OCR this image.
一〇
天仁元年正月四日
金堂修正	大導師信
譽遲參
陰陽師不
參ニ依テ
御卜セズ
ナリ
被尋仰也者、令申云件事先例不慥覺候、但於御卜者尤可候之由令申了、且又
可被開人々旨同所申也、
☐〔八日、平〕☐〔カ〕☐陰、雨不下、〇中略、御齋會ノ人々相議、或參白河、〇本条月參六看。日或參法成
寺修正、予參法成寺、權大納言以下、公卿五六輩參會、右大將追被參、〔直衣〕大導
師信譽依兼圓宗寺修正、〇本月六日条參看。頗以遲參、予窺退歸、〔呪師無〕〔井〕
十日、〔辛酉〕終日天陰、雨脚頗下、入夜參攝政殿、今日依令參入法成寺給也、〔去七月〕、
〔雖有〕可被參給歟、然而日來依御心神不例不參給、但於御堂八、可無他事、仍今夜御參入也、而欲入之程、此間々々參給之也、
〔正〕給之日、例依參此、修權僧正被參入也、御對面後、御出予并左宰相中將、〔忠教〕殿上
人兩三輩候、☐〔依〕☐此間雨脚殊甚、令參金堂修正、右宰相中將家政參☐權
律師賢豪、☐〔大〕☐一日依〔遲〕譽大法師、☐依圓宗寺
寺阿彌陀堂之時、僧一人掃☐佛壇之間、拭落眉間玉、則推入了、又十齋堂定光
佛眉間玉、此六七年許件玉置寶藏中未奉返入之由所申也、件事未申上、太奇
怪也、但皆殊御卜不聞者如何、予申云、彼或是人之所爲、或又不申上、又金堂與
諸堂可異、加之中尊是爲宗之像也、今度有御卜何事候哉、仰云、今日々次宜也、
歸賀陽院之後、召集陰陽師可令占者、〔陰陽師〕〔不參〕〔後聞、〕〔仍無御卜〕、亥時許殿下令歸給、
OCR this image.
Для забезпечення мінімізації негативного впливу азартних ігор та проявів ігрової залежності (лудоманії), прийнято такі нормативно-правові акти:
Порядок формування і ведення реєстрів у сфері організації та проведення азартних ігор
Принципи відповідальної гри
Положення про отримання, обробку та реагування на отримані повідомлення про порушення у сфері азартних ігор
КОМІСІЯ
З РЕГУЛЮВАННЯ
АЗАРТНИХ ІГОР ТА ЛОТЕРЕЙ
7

____________________

Objective: Retype the material above, line by line, exactly.

Written reply:
OCR this image.
一〇
天仁元年正月四日
金堂修正	大導師信
譽遲參
陰陽師不
參ニ依テ
御卜セズ
ナリ
被尋仰也者、令申云件事先例不慥覺候、但於御卜者尤可候之由令申了、且又
可被開人々旨同所申也、
☐〔八日、平〕☐〔カ〕☐陰、雨不下、〇中略、御齋會ノ人々相議、或參白河、〇本条月參六看。日或參法成
寺修正、予參法成寺、權大納言以下、公卿五六輩參會、右大將追被參、〔直衣〕大導
師信譽依兼圓宗寺修正、〇本月六日条參看。頗以遲參、予窺退歸、〔呪師無〕〔井〕
十日、〔辛酉〕終日天陰、雨脚頗下、入夜參攝政殿、今日依令參入法成寺給也、〔去七月〕、
〔雖有〕可被參給歟、然而日來依御心神不例不參給、但於御堂八、可無他事、仍今夜御參入也、而欲入之程、此間々々參給之也、
〔正〕給之日、例依參此、修權僧正被參入也、御對面後、御出予并左宰相中將、〔忠教〕殿上
人兩三輩候、☐〔依〕☐此間雨脚殊甚、令參金堂修正、右宰相中將家政參☐權
律師賢豪、☐〔大〕☐一日依〔遲〕譽大法師、☐依圓宗寺
寺阿彌陀堂之時、僧一人掃☐佛壇之間、拭落眉間玉、則推入了、又十齋堂定光
佛眉間玉、此六七年許件玉置寶藏中未奉返入之由所申也、件事未申上、太奇
怪也、但皆殊御卜不聞者如何、予申云、彼或是人之所爲、或又不申上、又金堂與
諸堂可異、加之中尊是爲宗之像也、今度有御卜何事候哉、仰云、今日々次宜也、
歸賀陽院之後、召集陰陽師可令占者、〔陰陽師〕〔不參〕〔後聞、〕〔仍無御卜〕、亥時許殿下令歸給、
OCR this image.
Для забезпечення мінімізації негативного впливу азартних ігор та проявів ігрової залежності (лудоманії), прийнято такі нормативно-правові акти:
Порядок формування і ведення реєстрів у сфері організації та проведення азартних ігор
Принципи відповідальної гри
Положення про отримання, обробку та реагування на отримані повідомлення про порушення у сфері азартних ігор
КОМІСІЯ
З РЕГУЛЮВАННЯ
АЗАРТНИХ ІГОР ТА ЛОТЕРЕЙ
7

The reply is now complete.